## Data records
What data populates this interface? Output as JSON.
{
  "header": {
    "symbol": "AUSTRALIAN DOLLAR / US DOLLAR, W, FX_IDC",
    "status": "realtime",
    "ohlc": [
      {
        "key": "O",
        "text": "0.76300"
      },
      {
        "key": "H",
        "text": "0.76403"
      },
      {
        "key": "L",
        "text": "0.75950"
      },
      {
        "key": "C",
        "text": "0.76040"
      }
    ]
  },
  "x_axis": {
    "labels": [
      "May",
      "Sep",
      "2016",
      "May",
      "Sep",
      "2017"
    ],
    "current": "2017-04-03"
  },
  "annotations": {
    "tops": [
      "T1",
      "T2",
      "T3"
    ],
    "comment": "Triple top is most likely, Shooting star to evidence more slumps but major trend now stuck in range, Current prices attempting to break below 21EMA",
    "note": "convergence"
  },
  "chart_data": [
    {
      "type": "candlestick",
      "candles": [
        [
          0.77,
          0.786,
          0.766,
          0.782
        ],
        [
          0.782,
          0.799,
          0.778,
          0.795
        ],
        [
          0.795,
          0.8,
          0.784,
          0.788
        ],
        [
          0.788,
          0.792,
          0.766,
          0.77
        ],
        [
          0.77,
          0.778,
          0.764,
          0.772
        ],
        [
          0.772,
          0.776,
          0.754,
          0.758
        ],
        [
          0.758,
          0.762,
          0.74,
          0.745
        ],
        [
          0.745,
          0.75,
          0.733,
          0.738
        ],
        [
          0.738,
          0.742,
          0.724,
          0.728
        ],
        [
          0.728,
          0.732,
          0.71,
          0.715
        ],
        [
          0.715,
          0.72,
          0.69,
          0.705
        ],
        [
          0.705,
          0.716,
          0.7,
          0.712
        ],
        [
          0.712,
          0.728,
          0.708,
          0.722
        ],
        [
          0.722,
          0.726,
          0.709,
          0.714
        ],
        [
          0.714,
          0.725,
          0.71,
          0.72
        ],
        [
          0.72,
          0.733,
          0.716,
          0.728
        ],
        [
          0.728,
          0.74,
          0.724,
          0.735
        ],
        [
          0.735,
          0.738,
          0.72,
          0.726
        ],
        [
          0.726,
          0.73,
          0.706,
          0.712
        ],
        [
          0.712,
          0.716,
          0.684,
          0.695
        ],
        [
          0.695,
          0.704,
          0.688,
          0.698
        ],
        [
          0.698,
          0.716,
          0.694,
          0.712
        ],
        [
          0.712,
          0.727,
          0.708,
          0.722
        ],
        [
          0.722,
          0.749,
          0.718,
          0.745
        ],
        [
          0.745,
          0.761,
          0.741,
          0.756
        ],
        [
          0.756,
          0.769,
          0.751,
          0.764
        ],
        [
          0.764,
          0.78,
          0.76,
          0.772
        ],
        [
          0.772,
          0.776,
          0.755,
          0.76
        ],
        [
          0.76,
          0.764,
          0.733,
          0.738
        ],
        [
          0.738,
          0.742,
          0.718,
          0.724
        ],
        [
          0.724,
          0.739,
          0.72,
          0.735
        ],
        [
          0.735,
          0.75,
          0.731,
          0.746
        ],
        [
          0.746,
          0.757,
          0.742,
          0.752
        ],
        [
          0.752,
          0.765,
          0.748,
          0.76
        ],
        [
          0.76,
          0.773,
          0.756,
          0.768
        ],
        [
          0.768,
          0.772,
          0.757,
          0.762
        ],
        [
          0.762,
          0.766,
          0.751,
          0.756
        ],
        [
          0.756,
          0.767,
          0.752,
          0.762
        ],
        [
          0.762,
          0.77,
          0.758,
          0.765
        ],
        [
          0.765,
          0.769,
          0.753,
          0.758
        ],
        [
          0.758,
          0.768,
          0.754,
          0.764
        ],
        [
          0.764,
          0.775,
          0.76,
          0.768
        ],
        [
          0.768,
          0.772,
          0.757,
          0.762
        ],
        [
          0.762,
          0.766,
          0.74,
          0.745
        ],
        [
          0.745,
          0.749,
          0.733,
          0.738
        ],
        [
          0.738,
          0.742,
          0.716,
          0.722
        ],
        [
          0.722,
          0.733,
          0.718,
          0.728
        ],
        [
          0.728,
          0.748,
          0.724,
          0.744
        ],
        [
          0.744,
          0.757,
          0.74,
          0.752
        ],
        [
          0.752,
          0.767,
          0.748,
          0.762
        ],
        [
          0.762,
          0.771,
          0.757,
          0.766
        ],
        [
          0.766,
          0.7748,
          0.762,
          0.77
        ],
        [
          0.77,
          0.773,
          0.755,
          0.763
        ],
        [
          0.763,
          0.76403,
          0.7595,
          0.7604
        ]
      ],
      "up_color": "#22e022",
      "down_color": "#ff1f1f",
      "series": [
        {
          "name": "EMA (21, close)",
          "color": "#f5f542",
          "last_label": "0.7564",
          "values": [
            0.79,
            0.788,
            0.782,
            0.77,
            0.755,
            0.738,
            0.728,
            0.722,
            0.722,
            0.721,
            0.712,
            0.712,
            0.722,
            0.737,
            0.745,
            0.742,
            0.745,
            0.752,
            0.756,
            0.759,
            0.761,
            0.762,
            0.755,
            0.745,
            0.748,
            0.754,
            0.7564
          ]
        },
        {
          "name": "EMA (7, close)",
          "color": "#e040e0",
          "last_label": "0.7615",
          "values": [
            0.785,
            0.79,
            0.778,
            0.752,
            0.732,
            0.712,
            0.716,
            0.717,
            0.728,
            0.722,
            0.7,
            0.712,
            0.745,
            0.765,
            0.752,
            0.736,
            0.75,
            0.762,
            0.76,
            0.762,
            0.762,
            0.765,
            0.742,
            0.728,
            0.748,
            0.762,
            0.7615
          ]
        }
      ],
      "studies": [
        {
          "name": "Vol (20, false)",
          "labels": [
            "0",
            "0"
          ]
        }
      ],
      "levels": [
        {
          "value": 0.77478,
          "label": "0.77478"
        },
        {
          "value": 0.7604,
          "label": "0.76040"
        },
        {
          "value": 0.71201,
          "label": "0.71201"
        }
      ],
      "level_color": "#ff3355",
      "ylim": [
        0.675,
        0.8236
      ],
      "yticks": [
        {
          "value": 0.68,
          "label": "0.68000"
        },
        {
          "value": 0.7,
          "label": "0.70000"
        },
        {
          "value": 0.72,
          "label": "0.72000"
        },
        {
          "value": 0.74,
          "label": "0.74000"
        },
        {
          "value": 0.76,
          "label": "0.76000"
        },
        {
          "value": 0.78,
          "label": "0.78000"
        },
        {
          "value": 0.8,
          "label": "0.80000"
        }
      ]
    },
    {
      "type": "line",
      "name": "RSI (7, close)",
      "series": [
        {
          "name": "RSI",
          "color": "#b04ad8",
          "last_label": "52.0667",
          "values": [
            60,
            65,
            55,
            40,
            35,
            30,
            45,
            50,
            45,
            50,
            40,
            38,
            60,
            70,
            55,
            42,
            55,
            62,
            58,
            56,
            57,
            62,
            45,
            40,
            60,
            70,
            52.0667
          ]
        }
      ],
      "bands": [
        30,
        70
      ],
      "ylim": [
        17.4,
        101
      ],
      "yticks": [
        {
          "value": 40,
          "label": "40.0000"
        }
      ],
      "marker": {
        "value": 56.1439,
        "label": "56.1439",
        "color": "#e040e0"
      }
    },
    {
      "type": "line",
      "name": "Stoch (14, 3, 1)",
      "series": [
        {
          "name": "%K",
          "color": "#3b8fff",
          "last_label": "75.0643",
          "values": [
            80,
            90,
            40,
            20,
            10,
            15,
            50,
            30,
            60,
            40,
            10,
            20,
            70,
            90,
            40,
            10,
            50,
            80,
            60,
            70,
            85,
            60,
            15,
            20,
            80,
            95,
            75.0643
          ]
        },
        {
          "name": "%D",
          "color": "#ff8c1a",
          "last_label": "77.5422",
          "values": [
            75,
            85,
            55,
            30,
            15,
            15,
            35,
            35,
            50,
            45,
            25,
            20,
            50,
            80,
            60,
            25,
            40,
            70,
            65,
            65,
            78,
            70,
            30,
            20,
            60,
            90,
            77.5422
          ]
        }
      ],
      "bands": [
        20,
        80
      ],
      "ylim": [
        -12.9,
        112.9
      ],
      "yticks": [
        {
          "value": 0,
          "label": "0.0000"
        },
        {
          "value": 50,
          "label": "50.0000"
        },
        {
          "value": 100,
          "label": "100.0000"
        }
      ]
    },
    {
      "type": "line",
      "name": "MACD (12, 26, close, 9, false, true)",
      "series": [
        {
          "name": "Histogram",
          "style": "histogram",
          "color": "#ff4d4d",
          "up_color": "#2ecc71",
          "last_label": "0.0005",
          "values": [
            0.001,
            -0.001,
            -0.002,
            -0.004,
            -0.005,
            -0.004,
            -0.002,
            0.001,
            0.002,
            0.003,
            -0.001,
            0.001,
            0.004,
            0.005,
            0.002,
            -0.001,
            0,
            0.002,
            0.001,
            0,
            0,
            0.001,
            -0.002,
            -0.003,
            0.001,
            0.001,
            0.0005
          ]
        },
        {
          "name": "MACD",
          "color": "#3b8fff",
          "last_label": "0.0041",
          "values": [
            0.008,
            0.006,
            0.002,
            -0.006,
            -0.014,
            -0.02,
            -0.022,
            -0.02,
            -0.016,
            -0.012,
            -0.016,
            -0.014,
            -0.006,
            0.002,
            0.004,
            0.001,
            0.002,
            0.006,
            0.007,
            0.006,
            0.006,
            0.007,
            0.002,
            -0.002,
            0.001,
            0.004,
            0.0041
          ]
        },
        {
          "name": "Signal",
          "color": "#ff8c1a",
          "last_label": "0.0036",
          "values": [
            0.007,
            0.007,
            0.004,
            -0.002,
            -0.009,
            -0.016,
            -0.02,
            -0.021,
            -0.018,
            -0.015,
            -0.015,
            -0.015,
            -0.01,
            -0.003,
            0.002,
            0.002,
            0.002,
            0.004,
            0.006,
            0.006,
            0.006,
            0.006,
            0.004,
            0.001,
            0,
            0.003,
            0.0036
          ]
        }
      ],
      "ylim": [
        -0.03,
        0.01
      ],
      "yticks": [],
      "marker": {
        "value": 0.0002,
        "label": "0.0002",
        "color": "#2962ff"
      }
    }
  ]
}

## What is being asked
Copy out each line in the preceding records that contains "MACD".

## Task output
      "name": "MACD (12, 26, close, 9, false, true)",
          "name": "MACD",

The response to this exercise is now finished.